(Dataset items)
***
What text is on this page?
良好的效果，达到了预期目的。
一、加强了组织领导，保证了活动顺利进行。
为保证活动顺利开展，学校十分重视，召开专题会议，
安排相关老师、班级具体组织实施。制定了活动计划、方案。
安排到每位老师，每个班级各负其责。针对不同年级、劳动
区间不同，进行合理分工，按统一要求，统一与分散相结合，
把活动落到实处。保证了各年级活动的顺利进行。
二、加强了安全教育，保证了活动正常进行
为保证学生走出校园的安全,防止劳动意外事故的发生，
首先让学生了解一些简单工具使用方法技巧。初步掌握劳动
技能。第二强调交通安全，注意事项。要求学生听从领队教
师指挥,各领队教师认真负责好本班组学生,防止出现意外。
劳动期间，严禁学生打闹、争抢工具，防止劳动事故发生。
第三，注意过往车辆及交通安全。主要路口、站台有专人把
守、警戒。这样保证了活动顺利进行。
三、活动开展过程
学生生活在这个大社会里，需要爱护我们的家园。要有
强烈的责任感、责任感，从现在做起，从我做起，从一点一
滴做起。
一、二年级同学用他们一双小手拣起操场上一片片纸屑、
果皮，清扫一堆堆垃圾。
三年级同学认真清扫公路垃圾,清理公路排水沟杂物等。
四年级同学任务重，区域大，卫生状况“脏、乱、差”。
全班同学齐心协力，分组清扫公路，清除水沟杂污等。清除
***
» What to work on:
All the entries above need to be reproduced exactly.

» Response below:
What text is on this page?
良好的效果，达到了预期目的。
一、加强了组织领导，保证了活动顺利进行。
为保证活动顺利开展，学校十分重视，召开专题会议，
安排相关老师、班级具体组织实施。制定了活动计划、方案。
安排到每位老师，每个班级各负其责。针对不同年级、劳动
区间不同，进行合理分工，按统一要求，统一与分散相结合，
把活动落到实处。保证了各年级活动的顺利进行。
二、加强了安全教育，保证了活动正常进行
为保证学生走出校园的安全,防止劳动意外事故的发生，
首先让学生了解一些简单工具使用方法技巧。初步掌握劳动
技能。第二强调交通安全，注意事项。要求学生听从领队教
师指挥,各领队教师认真负责好本班组学生,防止出现意外。
劳动期间，严禁学生打闹、争抢工具，防止劳动事故发生。
第三，注意过往车辆及交通安全。主要路口、站台有专人把
守、警戒。这样保证了活动顺利进行。
三、活动开展过程
学生生活在这个大社会里，需要爱护我们的家园。要有
强烈的责任感、责任感，从现在做起，从我做起，从一点一
滴做起。
一、二年级同学用他们一双小手拣起操场上一片片纸屑、
果皮，清扫一堆堆垃圾。
三年级同学认真清扫公路垃圾,清理公路排水沟杂物等。
四年级同学任务重，区域大，卫生状况“脏、乱、差”。
全班同学齐心协力，分组清扫公路，清除水沟杂污等。清除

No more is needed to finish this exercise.